** REQUEST **
Quote every line of the listing below word for word, changing nothing.

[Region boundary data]
— START —

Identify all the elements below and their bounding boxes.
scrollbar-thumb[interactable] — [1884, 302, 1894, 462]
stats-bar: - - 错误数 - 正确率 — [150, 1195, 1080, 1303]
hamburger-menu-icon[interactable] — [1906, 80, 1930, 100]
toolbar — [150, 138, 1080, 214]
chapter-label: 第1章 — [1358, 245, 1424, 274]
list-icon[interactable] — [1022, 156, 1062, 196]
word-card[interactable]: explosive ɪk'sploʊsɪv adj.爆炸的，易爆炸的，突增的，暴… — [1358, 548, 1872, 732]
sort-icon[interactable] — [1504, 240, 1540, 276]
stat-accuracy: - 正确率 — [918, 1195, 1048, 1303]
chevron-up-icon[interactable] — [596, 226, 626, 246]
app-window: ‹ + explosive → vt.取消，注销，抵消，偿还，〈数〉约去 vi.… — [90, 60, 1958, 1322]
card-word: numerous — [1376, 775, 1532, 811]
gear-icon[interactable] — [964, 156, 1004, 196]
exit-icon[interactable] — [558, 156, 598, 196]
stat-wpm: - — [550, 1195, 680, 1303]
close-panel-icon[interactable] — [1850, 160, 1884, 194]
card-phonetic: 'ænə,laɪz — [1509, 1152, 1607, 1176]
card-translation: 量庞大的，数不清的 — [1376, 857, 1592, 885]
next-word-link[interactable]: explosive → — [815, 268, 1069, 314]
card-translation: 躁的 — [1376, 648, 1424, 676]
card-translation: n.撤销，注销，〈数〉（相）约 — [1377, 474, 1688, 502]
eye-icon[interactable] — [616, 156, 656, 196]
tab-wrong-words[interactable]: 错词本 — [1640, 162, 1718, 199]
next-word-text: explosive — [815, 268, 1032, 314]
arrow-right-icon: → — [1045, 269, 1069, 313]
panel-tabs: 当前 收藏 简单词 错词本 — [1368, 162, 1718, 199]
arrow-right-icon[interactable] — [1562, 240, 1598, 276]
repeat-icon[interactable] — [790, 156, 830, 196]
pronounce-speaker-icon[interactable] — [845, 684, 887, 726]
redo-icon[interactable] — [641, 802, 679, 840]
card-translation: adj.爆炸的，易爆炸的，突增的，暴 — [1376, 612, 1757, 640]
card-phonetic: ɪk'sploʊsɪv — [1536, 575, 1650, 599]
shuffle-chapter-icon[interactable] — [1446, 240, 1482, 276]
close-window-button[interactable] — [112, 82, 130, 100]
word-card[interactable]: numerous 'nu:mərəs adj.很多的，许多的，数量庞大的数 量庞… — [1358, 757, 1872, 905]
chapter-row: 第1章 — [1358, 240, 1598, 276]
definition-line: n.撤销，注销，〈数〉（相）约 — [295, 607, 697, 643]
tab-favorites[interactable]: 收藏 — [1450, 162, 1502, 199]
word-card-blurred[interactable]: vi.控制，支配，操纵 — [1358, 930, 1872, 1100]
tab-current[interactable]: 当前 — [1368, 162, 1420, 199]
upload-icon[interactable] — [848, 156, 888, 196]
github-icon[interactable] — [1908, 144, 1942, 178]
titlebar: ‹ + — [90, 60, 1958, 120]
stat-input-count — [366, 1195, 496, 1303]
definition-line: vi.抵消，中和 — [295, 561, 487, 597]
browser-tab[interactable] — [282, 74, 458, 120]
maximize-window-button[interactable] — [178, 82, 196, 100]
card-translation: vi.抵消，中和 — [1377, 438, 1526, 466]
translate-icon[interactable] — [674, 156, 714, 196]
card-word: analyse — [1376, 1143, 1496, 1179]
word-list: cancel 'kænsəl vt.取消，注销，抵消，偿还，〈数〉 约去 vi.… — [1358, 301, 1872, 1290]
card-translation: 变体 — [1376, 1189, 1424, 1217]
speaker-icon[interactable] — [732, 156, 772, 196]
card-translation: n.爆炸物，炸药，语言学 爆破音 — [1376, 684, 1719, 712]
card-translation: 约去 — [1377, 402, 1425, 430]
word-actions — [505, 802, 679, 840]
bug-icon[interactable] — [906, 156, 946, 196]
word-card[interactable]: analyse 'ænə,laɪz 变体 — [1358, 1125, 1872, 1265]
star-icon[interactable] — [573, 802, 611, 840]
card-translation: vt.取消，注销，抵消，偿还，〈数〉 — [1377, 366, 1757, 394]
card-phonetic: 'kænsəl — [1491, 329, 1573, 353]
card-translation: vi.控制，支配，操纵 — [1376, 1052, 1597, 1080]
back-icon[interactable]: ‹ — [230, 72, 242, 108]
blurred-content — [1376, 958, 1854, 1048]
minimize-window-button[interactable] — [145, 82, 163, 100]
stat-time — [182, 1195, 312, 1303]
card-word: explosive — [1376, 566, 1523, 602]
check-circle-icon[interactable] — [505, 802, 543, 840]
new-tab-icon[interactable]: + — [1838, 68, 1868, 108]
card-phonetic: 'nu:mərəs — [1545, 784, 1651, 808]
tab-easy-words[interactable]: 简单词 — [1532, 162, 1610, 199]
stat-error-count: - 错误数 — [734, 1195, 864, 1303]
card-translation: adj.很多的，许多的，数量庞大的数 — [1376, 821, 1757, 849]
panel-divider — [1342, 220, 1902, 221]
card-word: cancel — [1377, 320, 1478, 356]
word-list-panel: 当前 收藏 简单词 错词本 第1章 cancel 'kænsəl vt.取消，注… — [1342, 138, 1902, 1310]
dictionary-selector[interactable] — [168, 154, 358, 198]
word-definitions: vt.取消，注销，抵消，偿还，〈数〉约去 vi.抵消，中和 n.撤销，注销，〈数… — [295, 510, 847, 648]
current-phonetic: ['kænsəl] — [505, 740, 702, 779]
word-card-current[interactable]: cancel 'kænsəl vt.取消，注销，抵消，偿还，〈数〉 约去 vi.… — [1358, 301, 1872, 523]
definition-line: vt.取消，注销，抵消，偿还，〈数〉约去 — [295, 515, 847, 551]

— END —

** RESULT **
Identify all the elements below and their bounding boxes.
scrollbar-thumb[interactable] — [1884, 302, 1894, 462]
stats-bar: - - 错误数 - 正确率 — [150, 1195, 1080, 1303]
hamburger-menu-icon[interactable] — [1906, 80, 1930, 100]
toolbar — [150, 138, 1080, 214]
chapter-label: 第1章 — [1358, 245, 1424, 274]
list-icon[interactable] — [1022, 156, 1062, 196]
word-card[interactable]: explosive ɪk'sploʊsɪv adj.爆炸的，易爆炸的，突增的，暴… — [1358, 548, 1872, 732]
sort-icon[interactable] — [1504, 240, 1540, 276]
stat-accuracy: - 正确率 — [918, 1195, 1048, 1303]
chevron-up-icon[interactable] — [596, 226, 626, 246]
app-window: ‹ + explosive → vt.取消，注销，抵消，偿还，〈数〉约去 vi.… — [90, 60, 1958, 1322]
card-word: numerous — [1376, 775, 1532, 811]
gear-icon[interactable] — [964, 156, 1004, 196]
exit-icon[interactable] — [558, 156, 598, 196]
stat-wpm: - — [550, 1195, 680, 1303]
close-panel-icon[interactable] — [1850, 160, 1884, 194]
card-phonetic: 'ænə,laɪz — [1509, 1152, 1607, 1176]
card-translation: 量庞大的，数不清的 — [1376, 857, 1592, 885]
next-word-link[interactable]: explosive → — [815, 268, 1069, 314]
card-translation: 躁的 — [1376, 648, 1424, 676]
card-translation: n.撤销，注销，〈数〉（相）约 — [1377, 474, 1688, 502]
eye-icon[interactable] — [616, 156, 656, 196]
tab-wrong-words[interactable]: 错词本 — [1640, 162, 1718, 199]
next-word-text: explosive — [815, 268, 1032, 314]
arrow-right-icon: → — [1045, 269, 1069, 313]
panel-tabs: 当前 收藏 简单词 错词本 — [1368, 162, 1718, 199]
arrow-right-icon[interactable] — [1562, 240, 1598, 276]
repeat-icon[interactable] — [790, 156, 830, 196]
pronounce-speaker-icon[interactable] — [845, 684, 887, 726]
redo-icon[interactable] — [641, 802, 679, 840]
card-translation: adj.爆炸的，易爆炸的，突增的，暴 — [1376, 612, 1757, 640]
card-phonetic: ɪk'sploʊsɪv — [1536, 575, 1650, 599]
shuffle-chapter-icon[interactable] — [1446, 240, 1482, 276]
close-window-button[interactable] — [112, 82, 130, 100]
word-card[interactable]: numerous 'nu:mərəs adj.很多的，许多的，数量庞大的数 量庞… — [1358, 757, 1872, 905]
chapter-row: 第1章 — [1358, 240, 1598, 276]
definition-line: n.撤销，注销，〈数〉（相）约 — [295, 607, 697, 643]
tab-favorites[interactable]: 收藏 — [1450, 162, 1502, 199]
word-card-blurred[interactable]: vi.控制，支配，操纵 — [1358, 930, 1872, 1100]
tab-current[interactable]: 当前 — [1368, 162, 1420, 199]
upload-icon[interactable] — [848, 156, 888, 196]
github-icon[interactable] — [1908, 144, 1942, 178]
titlebar: ‹ + — [90, 60, 1958, 120]
stat-input-count — [366, 1195, 496, 1303]
definition-line: vi.抵消，中和 — [295, 561, 487, 597]
browser-tab[interactable] — [282, 74, 458, 120]
maximize-window-button[interactable] — [178, 82, 196, 100]
card-translation: vi.抵消，中和 — [1377, 438, 1526, 466]
translate-icon[interactable] — [674, 156, 714, 196]
card-word: analyse — [1376, 1143, 1496, 1179]
word-list: cancel 'kænsəl vt.取消，注销，抵消，偿还，〈数〉 约去 vi.… — [1358, 301, 1872, 1290]
card-translation: 变体 — [1376, 1189, 1424, 1217]
speaker-icon[interactable] — [732, 156, 772, 196]
card-translation: n.爆炸物，炸药，语言学 爆破音 — [1376, 684, 1719, 712]
card-translation: 约去 — [1377, 402, 1425, 430]
word-actions — [505, 802, 679, 840]
bug-icon[interactable] — [906, 156, 946, 196]
word-card[interactable]: analyse 'ænə,laɪz 变体 — [1358, 1125, 1872, 1265]
star-icon[interactable] — [573, 802, 611, 840]
card-translation: vt.取消，注销，抵消，偿还，〈数〉 — [1377, 366, 1757, 394]
card-phonetic: 'kænsəl — [1491, 329, 1573, 353]
card-translation: vi.控制，支配，操纵 — [1376, 1052, 1597, 1080]
back-icon[interactable]: ‹ — [230, 72, 242, 108]
blurred-content — [1376, 958, 1854, 1048]
minimize-window-button[interactable] — [145, 82, 163, 100]
stat-time — [182, 1195, 312, 1303]
card-word: explosive — [1376, 566, 1523, 602]
check-circle-icon[interactable] — [505, 802, 543, 840]
new-tab-icon[interactable]: + — [1838, 68, 1868, 108]
card-phonetic: 'nu:mərəs — [1545, 784, 1651, 808]
tab-easy-words[interactable]: 简单词 — [1532, 162, 1610, 199]
stat-error-count: - 错误数 — [734, 1195, 864, 1303]
card-translation: adj.很多的，许多的，数量庞大的数 — [1376, 821, 1757, 849]
panel-divider — [1342, 220, 1902, 221]
card-word: cancel — [1377, 320, 1478, 356]
word-list-panel: 当前 收藏 简单词 错词本 第1章 cancel 'kænsəl vt.取消，注… — [1342, 138, 1902, 1310]
dictionary-selector[interactable] — [168, 154, 358, 198]
word-definitions: vt.取消，注销，抵消，偿还，〈数〉约去 vi.抵消，中和 n.撤销，注销，〈数… — [295, 510, 847, 648]
current-phonetic: ['kænsəl] — [505, 740, 702, 779]
word-card-current[interactable]: cancel 'kænsəl vt.取消，注销，抵消，偿还，〈数〉 约去 vi.… — [1358, 301, 1872, 523]
definition-line: vt.取消，注销，抵消，偿还，〈数〉约去 — [295, 515, 847, 551]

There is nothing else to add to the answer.